### DATASET EXTRACT
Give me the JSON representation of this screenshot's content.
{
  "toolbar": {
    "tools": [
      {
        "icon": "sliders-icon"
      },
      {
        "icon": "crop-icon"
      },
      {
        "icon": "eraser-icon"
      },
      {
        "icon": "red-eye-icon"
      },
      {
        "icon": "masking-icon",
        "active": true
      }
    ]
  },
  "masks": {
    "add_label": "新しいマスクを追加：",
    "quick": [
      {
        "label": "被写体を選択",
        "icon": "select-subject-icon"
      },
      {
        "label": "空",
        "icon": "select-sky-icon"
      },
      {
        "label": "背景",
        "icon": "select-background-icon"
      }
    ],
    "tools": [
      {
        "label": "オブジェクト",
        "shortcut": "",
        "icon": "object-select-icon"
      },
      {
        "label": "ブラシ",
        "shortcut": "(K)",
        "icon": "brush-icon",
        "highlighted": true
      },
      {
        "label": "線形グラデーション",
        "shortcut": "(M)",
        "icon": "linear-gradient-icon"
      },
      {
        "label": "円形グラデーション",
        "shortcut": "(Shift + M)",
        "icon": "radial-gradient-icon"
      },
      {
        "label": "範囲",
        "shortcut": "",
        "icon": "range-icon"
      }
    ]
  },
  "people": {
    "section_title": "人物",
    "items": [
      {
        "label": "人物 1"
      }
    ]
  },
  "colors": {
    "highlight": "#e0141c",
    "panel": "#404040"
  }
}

### BRIEF
Please repeat all the records above exactly as they appear.

### RESULT BELOW
Give me the JSON representation of this screenshot's content.
{
  "toolbar": {
    "tools": [
      {
        "icon": "sliders-icon"
      },
      {
        "icon": "crop-icon"
      },
      {
        "icon": "eraser-icon"
      },
      {
        "icon": "red-eye-icon"
      },
      {
        "icon": "masking-icon",
        "active": true
      }
    ]
  },
  "masks": {
    "add_label": "新しいマスクを追加：",
    "quick": [
      {
        "label": "被写体を選択",
        "icon": "select-subject-icon"
      },
      {
        "label": "空",
        "icon": "select-sky-icon"
      },
      {
        "label": "背景",
        "icon": "select-background-icon"
      }
    ],
    "tools": [
      {
        "label": "オブジェクト",
        "shortcut": "",
        "icon": "object-select-icon"
      },
      {
        "label": "ブラシ",
        "shortcut": "(K)",
        "icon": "brush-icon",
        "highlighted": true
      },
      {
        "label": "線形グラデーション",
        "shortcut": "(M)",
        "icon": "linear-gradient-icon"
      },
      {
        "label": "円形グラデーション",
        "shortcut": "(Shift + M)",
        "icon": "radial-gradient-icon"
      },
      {
        "label": "範囲",
        "shortcut": "",
        "icon": "range-icon"
      }
    ]
  },
  "people": {
    "section_title": "人物",
    "items": [
      {
        "label": "人物 1"
      }
    ]
  },
  "colors": {
    "highlight": "#e0141c",
    "panel": "#404040"
  }
}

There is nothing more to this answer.